[Data records]
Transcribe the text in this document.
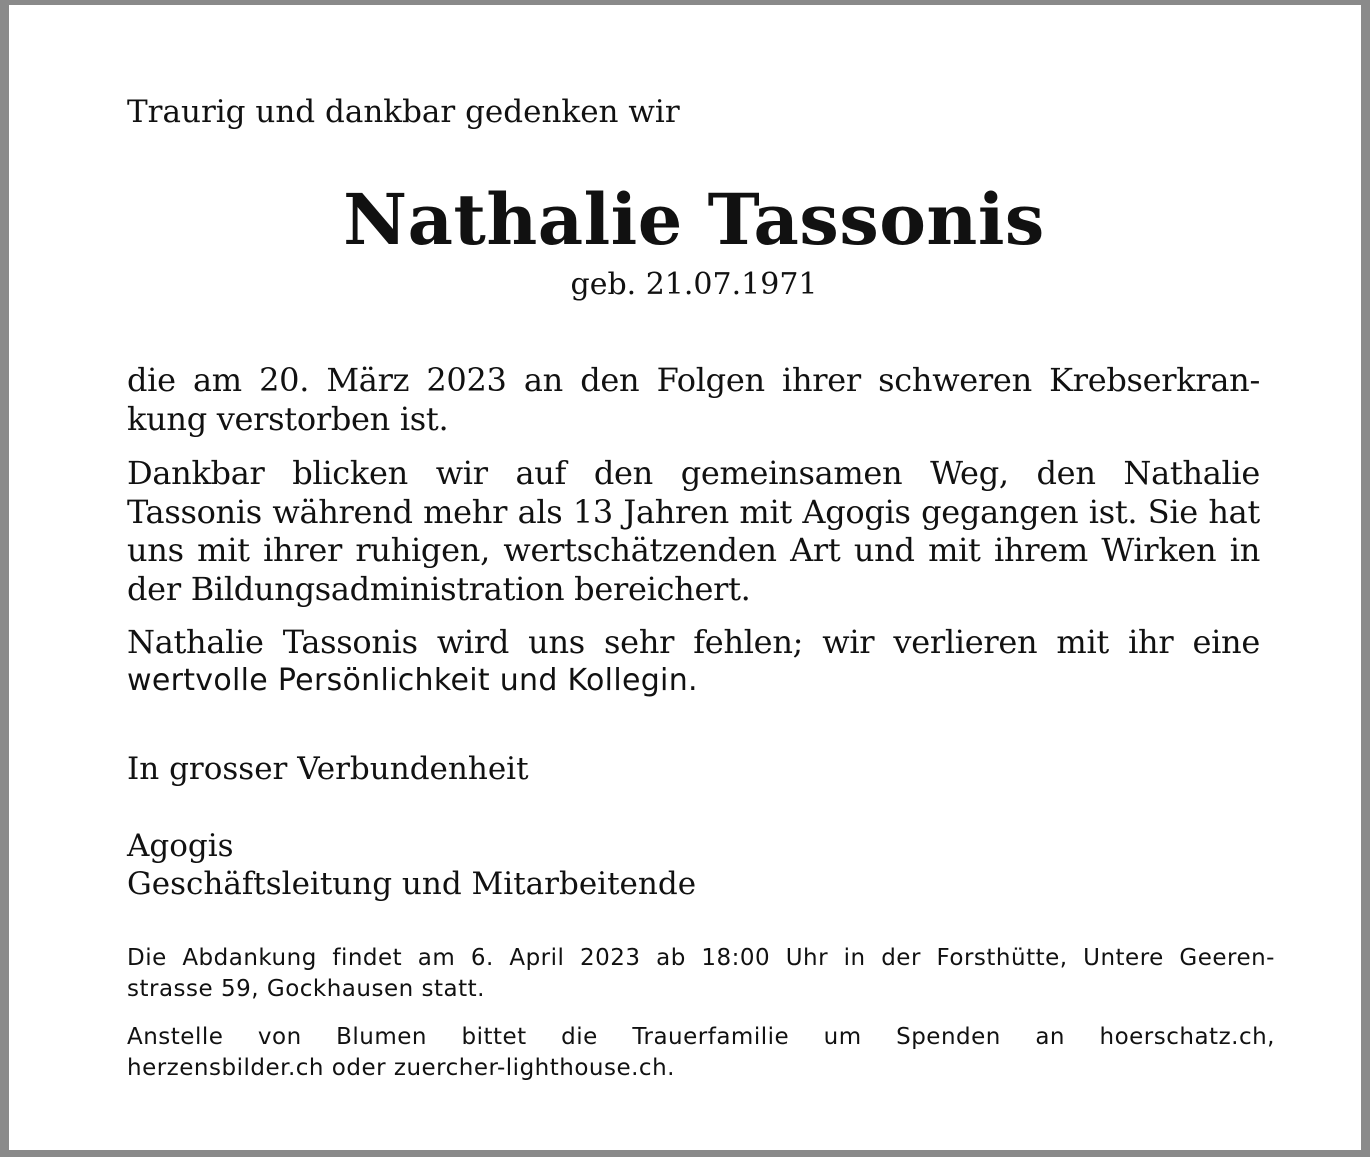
Traurig und dankbar gedenken wir
Nathalie Tassonis
geb. 21.07.1971
die am 20. März 2023 an den Folgen ihrer schweren Krebserkran-
kung verstorben ist.
Dankbar blicken wir auf den gemeinsamen Weg, den Nathalie Tassonis während mehr als 13 Jahren mit Agogis gegangen ist. Sie hat uns mit ihrer ruhigen, wertschätzenden Art und mit ihrem Wirken in der Bildungsadministration bereichert.
Nathalie Tassonis wird uns sehr fehlen; wir verlieren mit ihr eine
wertvolle Persönlichkeit und Kollegin.
In grosser Verbundenheit
Agogis
Geschäftsleitung und Mitarbeitende
Die Abdankung findet am 6. April 2023 ab 18:00 Uhr in der Forsthütte, Untere Geeren-
strasse 59, Gockhausen statt.
Anstelle von Blumen bittet die Trauerfamilie um Spenden an hoerschatz.ch,
herzensbilder.ch oder zuercher-lighthouse.ch.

* **PROBLEM**
All of the records above must be copied exactly, except for the pictures.

* **COMPLETE OUTPUT**
Transcribe the text in this document.
Traurig und dankbar gedenken wir
Nathalie Tassonis
geb. 21.07.1971
die am 20. März 2023 an den Folgen ihrer schweren Krebserkran-
kung verstorben ist.
Dankbar blicken wir auf den gemeinsamen Weg, den Nathalie Tassonis während mehr als 13 Jahren mit Agogis gegangen ist. Sie hat uns mit ihrer ruhigen, wertschätzenden Art und mit ihrem Wirken in der Bildungsadministration bereichert.
Nathalie Tassonis wird uns sehr fehlen; wir verlieren mit ihr eine
wertvolle Persönlichkeit und Kollegin.
In grosser Verbundenheit
Agogis
Geschäftsleitung und Mitarbeitende
Die Abdankung findet am 6. April 2023 ab 18:00 Uhr in der Forsthütte, Untere Geeren-
strasse 59, Gockhausen statt.
Anstelle von Blumen bittet die Trauerfamilie um Spenden an hoerschatz.ch,
herzensbilder.ch oder zuercher-lighthouse.ch.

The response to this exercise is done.